(Saved entries)
****************************************
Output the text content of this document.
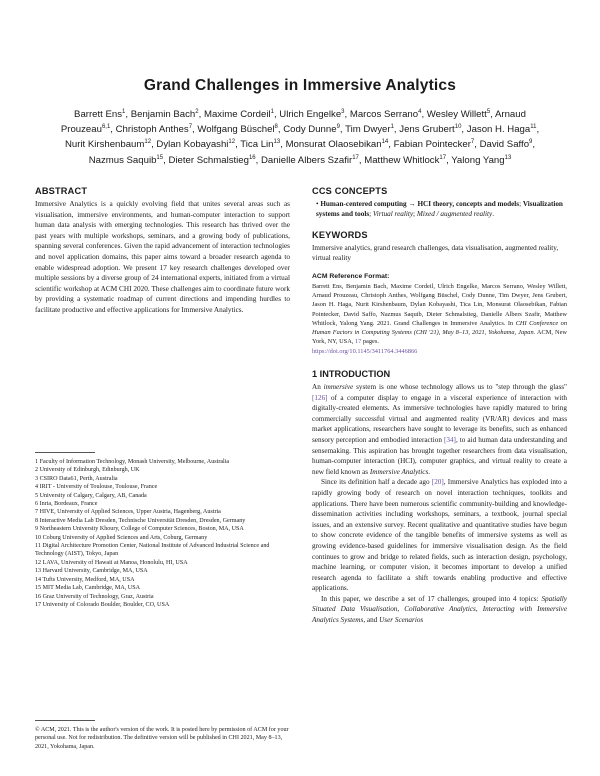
Grand Challenges in Immersive Analytics
Barrett Ens$^1$, Benjamin Bach$^2$, Maxime Cordeil$^1$, Ulrich Engelke$^3$, Marcos Serrano$^4$, Wesley Willett$^5$, Arnaud Prouzeau$^{6,1}$, Christoph Anthes$^7$, Wolfgang Büschel$^8$, Cody Dunne$^9$, Tim Dwyer$^1$, Jens Grubert$^{10}$, Jason H. Haga$^{11}$, Nurit Kirshenbaum$^{12}$, Dylan Kobayashi$^{12}$, Tica Lin$^{13}$, Monsurat Olaosebikan$^{14}$, Fabian Pointecker$^7$, David Saffo$^9$, Nazmus Saquib$^{15}$, Dieter Schmalstieg$^{16}$, Danielle Albers Szafir$^{17}$, Matthew Whitlock$^{17}$, Yalong Yang$^{13}$
ABSTRACT

Immersive Analytics is a quickly evolving field that unites several areas such as visualisation, immersive environments, and human-computer interaction to support human data analysis with emerging technologies. This research has thrived over the past years with multiple workshops, seminars, and a growing body of publications, spanning several conferences. Given the rapid advancement of interaction technologies and novel application domains, this paper aims toward a broader research agenda to enable widespread adoption. We present 17 key research challenges developed over multiple sessions by a diverse group of 24 international experts, initiated from a virtual scientific workshop at ACM CHI 2020. These challenges aim to coordinate future work by providing a systematic roadmap of current directions and impending hurdles to facilitate productive and effective applications for Immersive Analytics.

1 Faculty of Information Technology, Monash University, Melbourne, Australia

2 University of Edinburgh, Edinburgh, UK

3 CSIRO Data61, Perth, Australia

4 IRIT - University of Toulouse, Toulouse, France

5 University of Calgary, Calgary, AB, Canada

6 Inria, Bordeaux, France

7 HIVE, University of Applied Sciences, Upper Austria, Hagenberg, Austria

8 Interactive Media Lab Dresden, Technische Universität Dresden, Dresden, Germany

9 Northeastern University Khoury, College of Computer Sciences, Boston, MA, USA

10 Coburg University of Applied Sciences and Arts, Coburg, Germany

11 Digital Architecture Promotion Center, National Institute of Advanced Industrial Science and Technology (AIST), Tokyo, Japan

12 LAVA, University of Hawaii at Manoa, Honolulu, HI, USA

13 Harvard University, Cambridge, MA, USA

14 Tufts University, Medford, MA, USA

15 MIT Media Lab, Cambridge, MA, USA

16 Graz University of Technology, Graz, Austria

17 University of Colorado Boulder, Boulder, CO, USA

© ACM, 2021. This is the author's version of the work. It is posted here by permission of ACM for your personal use. Not for redistribution. The definitive version will be published in CHI 2021, May 8–13, 2021, Yokohama, Japan.

CCS CONCEPTS

• Human-centered computing → HCI theory, concepts and models; Visualization systems and tools; Virtual reality; Mixed / augmented reality.

KEYWORDS

Immersive analytics, grand research challenges, data visualisation, augmented reality, virtual reality

ACM Reference Format:

Barrett Ens, Benjamin Bach, Maxime Cordeil, Ulrich Engelke, Marcos Serrano, Wesley Willett, Arnaud Prouzeau, Christoph Anthes, Wolfgang Büschel, Cody Dunne, Tim Dwyer, Jens Grubert, Jason H. Haga, Nurit Kirshenbaum, Dylan Kobayashi, Tica Lin, Monsurat Olaosebikan, Fabian Pointecker, David Saffo, Nazmus Saquib, Dieter Schmalstieg, Danielle Albers Szafir, Matthew Whitlock, Yalong Yang. 2021. Grand Challenges in Immersive Analytics. In CHI Conference on Human Factors in Computing Systems (CHI '21), May 8–13, 2021, Yokohama, Japan. ACM, New York, NY, USA, 17 pages.
https://doi.org/10.1145/3411764.3446866

1 INTRODUCTION

An immersive system is one whose technology allows us to "step through the glass" [126] of a computer display to engage in a visceral experience of interaction with digitally-created elements. As immersive technologies have rapidly matured to bring commercially successful virtual and augmented reality (VR/AR) devices and mass market applications, researchers have sought to leverage its benefits, such as enhanced sensory perception and embodied interaction [34], to aid human data understanding and sensemaking. This aspiration has brought together researchers from data visualisation, human-computer interaction (HCI), computer graphics, and virtual reality to create a new field known as Immersive Analytics.

Since its definition half a decade ago [20], Immersive Analytics has exploded into a rapidly growing body of research on novel interaction techniques, toolkits and applications. There have been numerous scientific community-building and knowledge-dissemination activities including workshops, seminars, a textbook, journal special issues, and an extensive survey. Recent qualitative and quantitative studies have begun to show concrete evidence of the tangible benefits of immersive systems as well as growing evidence-based guidelines for immersive visualisation design. As the field continues to grow and bridge to related fields, such as interaction design, psychology, machine learning, or computer vision, it becomes important to develop a unified research agenda to facilitate a shift towards enabling productive and effective applications.

In this paper, we describe a set of 17 challenges, grouped into 4 topics: Spatially Situated Data Visualisation, Collaborative Analytics, Interacting with Immersive Analytics Systems, and User Scenarios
****************************************
■ Given instruction: Copy out all of the material exactly as written, without its pictures.

■ The response:
Output the text content of this document.
Grand Challenges in Immersive Analytics
Barrett Ens$^1$, Benjamin Bach$^2$, Maxime Cordeil$^1$, Ulrich Engelke$^3$, Marcos Serrano$^4$, Wesley Willett$^5$, Arnaud Prouzeau$^{6,1}$, Christoph Anthes$^7$, Wolfgang Büschel$^8$, Cody Dunne$^9$, Tim Dwyer$^1$, Jens Grubert$^{10}$, Jason H. Haga$^{11}$, Nurit Kirshenbaum$^{12}$, Dylan Kobayashi$^{12}$, Tica Lin$^{13}$, Monsurat Olaosebikan$^{14}$, Fabian Pointecker$^7$, David Saffo$^9$, Nazmus Saquib$^{15}$, Dieter Schmalstieg$^{16}$, Danielle Albers Szafir$^{17}$, Matthew Whitlock$^{17}$, Yalong Yang$^{13}$
ABSTRACT

Immersive Analytics is a quickly evolving field that unites several areas such as visualisation, immersive environments, and human-computer interaction to support human data analysis with emerging technologies. This research has thrived over the past years with multiple workshops, seminars, and a growing body of publications, spanning several conferences. Given the rapid advancement of interaction technologies and novel application domains, this paper aims toward a broader research agenda to enable widespread adoption. We present 17 key research challenges developed over multiple sessions by a diverse group of 24 international experts, initiated from a virtual scientific workshop at ACM CHI 2020. These challenges aim to coordinate future work by providing a systematic roadmap of current directions and impending hurdles to facilitate productive and effective applications for Immersive Analytics.

1 Faculty of Information Technology, Monash University, Melbourne, Australia

2 University of Edinburgh, Edinburgh, UK

3 CSIRO Data61, Perth, Australia

4 IRIT - University of Toulouse, Toulouse, France

5 University of Calgary, Calgary, AB, Canada

6 Inria, Bordeaux, France

7 HIVE, University of Applied Sciences, Upper Austria, Hagenberg, Austria

8 Interactive Media Lab Dresden, Technische Universität Dresden, Dresden, Germany

9 Northeastern University Khoury, College of Computer Sciences, Boston, MA, USA

10 Coburg University of Applied Sciences and Arts, Coburg, Germany

11 Digital Architecture Promotion Center, National Institute of Advanced Industrial Science and Technology (AIST), Tokyo, Japan

12 LAVA, University of Hawaii at Manoa, Honolulu, HI, USA

13 Harvard University, Cambridge, MA, USA

14 Tufts University, Medford, MA, USA

15 MIT Media Lab, Cambridge, MA, USA

16 Graz University of Technology, Graz, Austria

17 University of Colorado Boulder, Boulder, CO, USA

© ACM, 2021. This is the author's version of the work. It is posted here by permission of ACM for your personal use. Not for redistribution. The definitive version will be published in CHI 2021, May 8–13, 2021, Yokohama, Japan.

CCS CONCEPTS

• Human-centered computing → HCI theory, concepts and models; Visualization systems and tools; Virtual reality; Mixed / augmented reality.

KEYWORDS

Immersive analytics, grand research challenges, data visualisation, augmented reality, virtual reality

ACM Reference Format:

Barrett Ens, Benjamin Bach, Maxime Cordeil, Ulrich Engelke, Marcos Serrano, Wesley Willett, Arnaud Prouzeau, Christoph Anthes, Wolfgang Büschel, Cody Dunne, Tim Dwyer, Jens Grubert, Jason H. Haga, Nurit Kirshenbaum, Dylan Kobayashi, Tica Lin, Monsurat Olaosebikan, Fabian Pointecker, David Saffo, Nazmus Saquib, Dieter Schmalstieg, Danielle Albers Szafir, Matthew Whitlock, Yalong Yang. 2021. Grand Challenges in Immersive Analytics. In CHI Conference on Human Factors in Computing Systems (CHI '21), May 8–13, 2021, Yokohama, Japan. ACM, New York, NY, USA, 17 pages.
https://doi.org/10.1145/3411764.3446866

1 INTRODUCTION

An immersive system is one whose technology allows us to "step through the glass" [126] of a computer display to engage in a visceral experience of interaction with digitally-created elements. As immersive technologies have rapidly matured to bring commercially successful virtual and augmented reality (VR/AR) devices and mass market applications, researchers have sought to leverage its benefits, such as enhanced sensory perception and embodied interaction [34], to aid human data understanding and sensemaking. This aspiration has brought together researchers from data visualisation, human-computer interaction (HCI), computer graphics, and virtual reality to create a new field known as Immersive Analytics.

Since its definition half a decade ago [20], Immersive Analytics has exploded into a rapidly growing body of research on novel interaction techniques, toolkits and applications. There have been numerous scientific community-building and knowledge-dissemination activities including workshops, seminars, a textbook, journal special issues, and an extensive survey. Recent qualitative and quantitative studies have begun to show concrete evidence of the tangible benefits of immersive systems as well as growing evidence-based guidelines for immersive visualisation design. As the field continues to grow and bridge to related fields, such as interaction design, psychology, machine learning, or computer vision, it becomes important to develop a unified research agenda to facilitate a shift towards enabling productive and effective applications.

In this paper, we describe a set of 17 challenges, grouped into 4 topics: Spatially Situated Data Visualisation, Collaborative Analytics, Interacting with Immersive Analytics Systems, and User Scenarios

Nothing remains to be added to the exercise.